## Begin

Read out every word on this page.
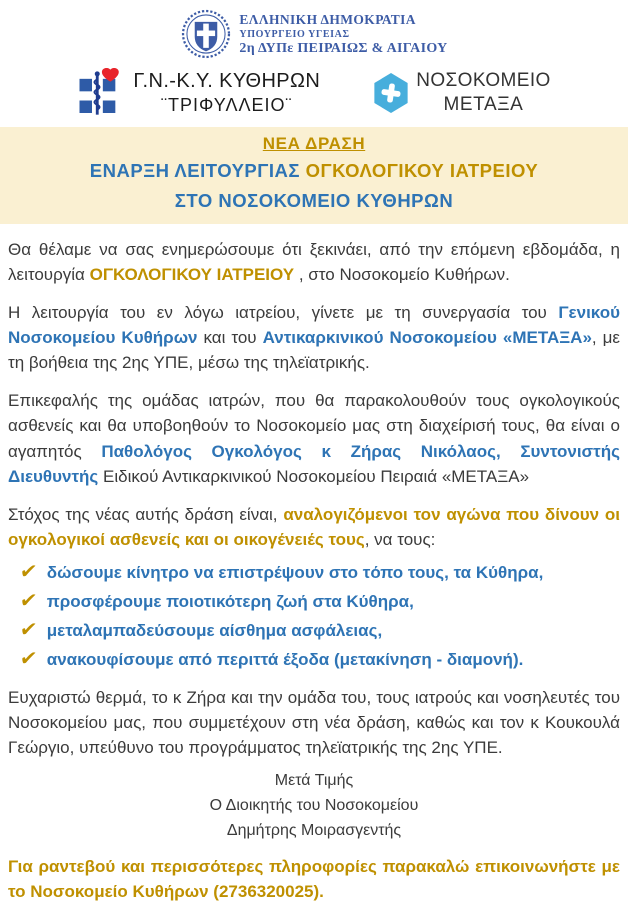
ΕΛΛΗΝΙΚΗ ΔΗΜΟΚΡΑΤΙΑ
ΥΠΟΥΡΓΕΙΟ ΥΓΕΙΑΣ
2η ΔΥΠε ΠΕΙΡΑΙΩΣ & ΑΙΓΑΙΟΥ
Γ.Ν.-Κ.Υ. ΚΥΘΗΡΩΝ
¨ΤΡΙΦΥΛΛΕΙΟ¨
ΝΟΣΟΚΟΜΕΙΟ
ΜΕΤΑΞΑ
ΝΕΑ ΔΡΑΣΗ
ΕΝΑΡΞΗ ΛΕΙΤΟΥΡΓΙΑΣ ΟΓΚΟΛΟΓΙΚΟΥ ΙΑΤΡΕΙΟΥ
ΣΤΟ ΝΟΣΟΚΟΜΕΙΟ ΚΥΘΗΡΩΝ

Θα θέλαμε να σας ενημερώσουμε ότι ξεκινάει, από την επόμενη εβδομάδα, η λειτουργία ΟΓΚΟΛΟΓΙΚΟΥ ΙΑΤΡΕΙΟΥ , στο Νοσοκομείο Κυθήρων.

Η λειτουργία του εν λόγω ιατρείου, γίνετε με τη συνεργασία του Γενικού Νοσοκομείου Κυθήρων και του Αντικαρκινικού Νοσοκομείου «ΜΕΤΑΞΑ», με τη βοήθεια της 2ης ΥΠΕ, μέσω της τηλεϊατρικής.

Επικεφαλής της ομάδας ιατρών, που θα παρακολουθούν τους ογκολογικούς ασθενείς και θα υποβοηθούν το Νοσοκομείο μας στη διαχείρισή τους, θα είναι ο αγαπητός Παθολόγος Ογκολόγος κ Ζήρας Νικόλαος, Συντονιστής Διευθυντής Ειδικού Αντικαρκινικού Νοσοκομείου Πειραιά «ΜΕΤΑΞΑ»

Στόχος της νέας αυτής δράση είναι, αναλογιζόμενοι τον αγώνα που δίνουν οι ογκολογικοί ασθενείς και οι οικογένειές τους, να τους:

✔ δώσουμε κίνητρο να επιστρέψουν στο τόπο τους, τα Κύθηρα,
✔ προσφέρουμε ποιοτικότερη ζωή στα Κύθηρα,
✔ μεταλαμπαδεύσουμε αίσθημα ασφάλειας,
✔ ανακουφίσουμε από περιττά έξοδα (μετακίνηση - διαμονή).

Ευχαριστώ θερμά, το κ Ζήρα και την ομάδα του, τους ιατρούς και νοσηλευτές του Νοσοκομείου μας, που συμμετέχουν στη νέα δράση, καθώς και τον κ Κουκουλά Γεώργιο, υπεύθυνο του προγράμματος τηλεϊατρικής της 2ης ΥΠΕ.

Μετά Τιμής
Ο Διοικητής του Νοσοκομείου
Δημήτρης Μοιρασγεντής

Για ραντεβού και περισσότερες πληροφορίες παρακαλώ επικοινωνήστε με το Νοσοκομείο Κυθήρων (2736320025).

## End

In your copy, leave out the pictures and reproduce the material above exactly.

Read out every word on this page.
ΕΛΛΗΝΙΚΗ ΔΗΜΟΚΡΑΤΙΑ
ΥΠΟΥΡΓΕΙΟ ΥΓΕΙΑΣ
2η ΔΥΠε ΠΕΙΡΑΙΩΣ & ΑΙΓΑΙΟΥ
Γ.Ν.-Κ.Υ. ΚΥΘΗΡΩΝ
¨ΤΡΙΦΥΛΛΕΙΟ¨
ΝΟΣΟΚΟΜΕΙΟ
ΜΕΤΑΞΑ
ΝΕΑ ΔΡΑΣΗ
ΕΝΑΡΞΗ ΛΕΙΤΟΥΡΓΙΑΣ ΟΓΚΟΛΟΓΙΚΟΥ ΙΑΤΡΕΙΟΥ
ΣΤΟ ΝΟΣΟΚΟΜΕΙΟ ΚΥΘΗΡΩΝ

Θα θέλαμε να σας ενημερώσουμε ότι ξεκινάει, από την επόμενη εβδομάδα, η λειτουργία ΟΓΚΟΛΟΓΙΚΟΥ ΙΑΤΡΕΙΟΥ , στο Νοσοκομείο Κυθήρων.

Η λειτουργία του εν λόγω ιατρείου, γίνετε με τη συνεργασία του Γενικού Νοσοκομείου Κυθήρων και του Αντικαρκινικού Νοσοκομείου «ΜΕΤΑΞΑ», με τη βοήθεια της 2ης ΥΠΕ, μέσω της τηλεϊατρικής.

Επικεφαλής της ομάδας ιατρών, που θα παρακολουθούν τους ογκολογικούς ασθενείς και θα υποβοηθούν το Νοσοκομείο μας στη διαχείρισή τους, θα είναι ο αγαπητός Παθολόγος Ογκολόγος κ Ζήρας Νικόλαος, Συντονιστής Διευθυντής Ειδικού Αντικαρκινικού Νοσοκομείου Πειραιά «ΜΕΤΑΞΑ»

Στόχος της νέας αυτής δράση είναι, αναλογιζόμενοι τον αγώνα που δίνουν οι ογκολογικοί ασθενείς και οι οικογένειές τους, να τους:

✔ δώσουμε κίνητρο να επιστρέψουν στο τόπο τους, τα Κύθηρα,
✔ προσφέρουμε ποιοτικότερη ζωή στα Κύθηρα,
✔ μεταλαμπαδεύσουμε αίσθημα ασφάλειας,
✔ ανακουφίσουμε από περιττά έξοδα (μετακίνηση - διαμονή).

Ευχαριστώ θερμά, το κ Ζήρα και την ομάδα του, τους ιατρούς και νοσηλευτές του Νοσοκομείου μας, που συμμετέχουν στη νέα δράση, καθώς και τον κ Κουκουλά Γεώργιο, υπεύθυνο του προγράμματος τηλεϊατρικής της 2ης ΥΠΕ.

Μετά Τιμής
Ο Διοικητής του Νοσοκομείου
Δημήτρης Μοιρασγεντής

Για ραντεβού και περισσότερες πληροφορίες παρακαλώ επικοινωνήστε με το Νοσοκομείο Κυθήρων (2736320025).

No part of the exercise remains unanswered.